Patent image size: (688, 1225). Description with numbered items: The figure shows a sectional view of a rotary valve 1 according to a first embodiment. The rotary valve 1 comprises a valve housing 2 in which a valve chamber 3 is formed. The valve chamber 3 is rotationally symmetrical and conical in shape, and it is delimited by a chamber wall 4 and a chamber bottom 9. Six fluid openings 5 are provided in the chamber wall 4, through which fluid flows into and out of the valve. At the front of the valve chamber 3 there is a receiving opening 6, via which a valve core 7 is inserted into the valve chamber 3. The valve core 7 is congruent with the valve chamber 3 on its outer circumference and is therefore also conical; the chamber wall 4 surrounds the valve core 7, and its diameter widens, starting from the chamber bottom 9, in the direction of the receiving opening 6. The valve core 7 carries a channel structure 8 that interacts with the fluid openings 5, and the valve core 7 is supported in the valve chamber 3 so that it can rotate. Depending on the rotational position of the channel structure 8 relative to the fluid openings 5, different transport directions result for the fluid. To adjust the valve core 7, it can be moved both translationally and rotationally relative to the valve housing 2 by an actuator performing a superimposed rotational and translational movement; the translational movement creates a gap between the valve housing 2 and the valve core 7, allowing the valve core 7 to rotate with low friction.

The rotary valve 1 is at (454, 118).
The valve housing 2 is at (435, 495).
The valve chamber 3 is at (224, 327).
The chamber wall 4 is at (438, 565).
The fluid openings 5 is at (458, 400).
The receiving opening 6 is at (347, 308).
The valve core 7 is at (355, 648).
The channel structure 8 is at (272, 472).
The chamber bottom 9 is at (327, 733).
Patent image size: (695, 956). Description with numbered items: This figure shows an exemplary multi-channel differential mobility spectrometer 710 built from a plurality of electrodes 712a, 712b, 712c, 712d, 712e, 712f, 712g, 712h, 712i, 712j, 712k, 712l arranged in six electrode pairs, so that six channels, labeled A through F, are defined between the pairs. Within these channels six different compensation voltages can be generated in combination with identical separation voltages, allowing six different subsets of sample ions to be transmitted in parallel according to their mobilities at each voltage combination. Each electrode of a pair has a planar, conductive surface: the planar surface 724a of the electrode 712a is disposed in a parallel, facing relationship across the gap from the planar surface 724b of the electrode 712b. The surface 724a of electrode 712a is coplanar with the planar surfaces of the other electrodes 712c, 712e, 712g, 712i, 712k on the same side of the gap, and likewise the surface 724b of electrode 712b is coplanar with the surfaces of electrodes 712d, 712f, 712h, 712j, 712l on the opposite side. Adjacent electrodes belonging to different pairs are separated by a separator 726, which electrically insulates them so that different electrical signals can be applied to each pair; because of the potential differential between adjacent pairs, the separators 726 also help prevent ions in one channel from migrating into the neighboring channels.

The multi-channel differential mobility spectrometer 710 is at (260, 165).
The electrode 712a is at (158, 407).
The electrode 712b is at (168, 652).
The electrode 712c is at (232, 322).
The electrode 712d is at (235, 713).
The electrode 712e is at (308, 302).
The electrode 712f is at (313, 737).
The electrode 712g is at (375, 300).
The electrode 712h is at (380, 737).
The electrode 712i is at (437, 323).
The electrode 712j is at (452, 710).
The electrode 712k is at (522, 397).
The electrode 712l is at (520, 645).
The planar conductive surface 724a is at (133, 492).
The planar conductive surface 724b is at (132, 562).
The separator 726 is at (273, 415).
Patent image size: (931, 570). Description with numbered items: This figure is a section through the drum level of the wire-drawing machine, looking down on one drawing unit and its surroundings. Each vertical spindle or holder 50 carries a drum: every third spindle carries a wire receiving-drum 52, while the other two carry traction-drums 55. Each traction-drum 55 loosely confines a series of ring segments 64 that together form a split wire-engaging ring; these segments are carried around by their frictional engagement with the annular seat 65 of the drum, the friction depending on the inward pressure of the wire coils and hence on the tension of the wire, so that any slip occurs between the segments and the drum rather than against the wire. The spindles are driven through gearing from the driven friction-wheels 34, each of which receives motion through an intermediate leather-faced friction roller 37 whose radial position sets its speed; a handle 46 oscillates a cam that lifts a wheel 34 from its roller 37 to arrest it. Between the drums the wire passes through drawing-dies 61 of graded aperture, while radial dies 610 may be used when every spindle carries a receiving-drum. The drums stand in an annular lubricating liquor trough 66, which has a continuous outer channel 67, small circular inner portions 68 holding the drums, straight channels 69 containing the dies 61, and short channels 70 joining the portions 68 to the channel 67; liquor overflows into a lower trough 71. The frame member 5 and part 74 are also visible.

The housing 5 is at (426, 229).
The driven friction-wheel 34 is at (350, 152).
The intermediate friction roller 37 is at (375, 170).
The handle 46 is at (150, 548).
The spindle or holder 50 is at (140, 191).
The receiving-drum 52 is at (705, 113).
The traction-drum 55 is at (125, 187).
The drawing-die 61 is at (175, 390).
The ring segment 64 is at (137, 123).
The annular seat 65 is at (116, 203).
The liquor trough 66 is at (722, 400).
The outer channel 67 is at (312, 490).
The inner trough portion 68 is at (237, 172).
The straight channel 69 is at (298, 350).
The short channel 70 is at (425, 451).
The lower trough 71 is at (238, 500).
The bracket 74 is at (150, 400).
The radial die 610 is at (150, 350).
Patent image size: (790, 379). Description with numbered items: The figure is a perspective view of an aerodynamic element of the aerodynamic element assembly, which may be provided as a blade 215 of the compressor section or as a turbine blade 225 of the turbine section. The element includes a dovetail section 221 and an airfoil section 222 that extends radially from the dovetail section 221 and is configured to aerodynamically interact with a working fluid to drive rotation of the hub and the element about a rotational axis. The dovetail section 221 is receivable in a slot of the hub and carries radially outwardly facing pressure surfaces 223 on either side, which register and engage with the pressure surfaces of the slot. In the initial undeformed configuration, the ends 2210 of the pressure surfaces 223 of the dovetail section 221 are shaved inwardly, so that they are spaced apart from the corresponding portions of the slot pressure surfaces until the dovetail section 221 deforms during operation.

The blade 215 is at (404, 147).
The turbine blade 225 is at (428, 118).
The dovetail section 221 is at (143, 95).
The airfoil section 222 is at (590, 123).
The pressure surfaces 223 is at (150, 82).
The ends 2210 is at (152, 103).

-=-=-=-=-

Zitieren Sie die Daten vom Anfang bis einschließlich der Zeile, die „The valve housing 2 is at (435, 495).“ enthält, Wort für Wort.

Patent image size: (688, 1225). Description with numbered items: The figure shows a sectional view of a rotary valve 1 according to a first embodiment. The rotary valve 1 comprises a valve housing 2 in which a valve chamber 3 is formed. The valve chamber 3 is rotationally symmetrical and conical in shape, and it is delimited by a chamber wall 4 and a chamber bottom 9. Six fluid openings 5 are provided in the chamber wall 4, through which fluid flows into and out of the valve. At the front of the valve chamber 3 there is a receiving opening 6, via which a valve core 7 is inserted into the valve chamber 3. The valve core 7 is congruent with the valve chamber 3 on its outer circumference and is therefore also conical; the chamber wall 4 surrounds the valve core 7, and its diameter widens, starting from the chamber bottom 9, in the direction of the receiving opening 6. The valve core 7 carries a channel structure 8 that interacts with the fluid openings 5, and the valve core 7 is supported in the valve chamber 3 so that it can rotate. Depending on the rotational position of the channel structure 8 relative to the fluid openings 5, different transport directions result for the fluid. To adjust the valve core 7, it can be moved both translationally and rotationally relative to the valve housing 2 by an actuator performing a superimposed rotational and translational movement; the translational movement creates a gap between the valve housing 2 and the valve core 7, allowing the valve core 7 to rotate with low friction.

The rotary valve 1 is at (454, 118).
The valve housing 2 is at (435, 495).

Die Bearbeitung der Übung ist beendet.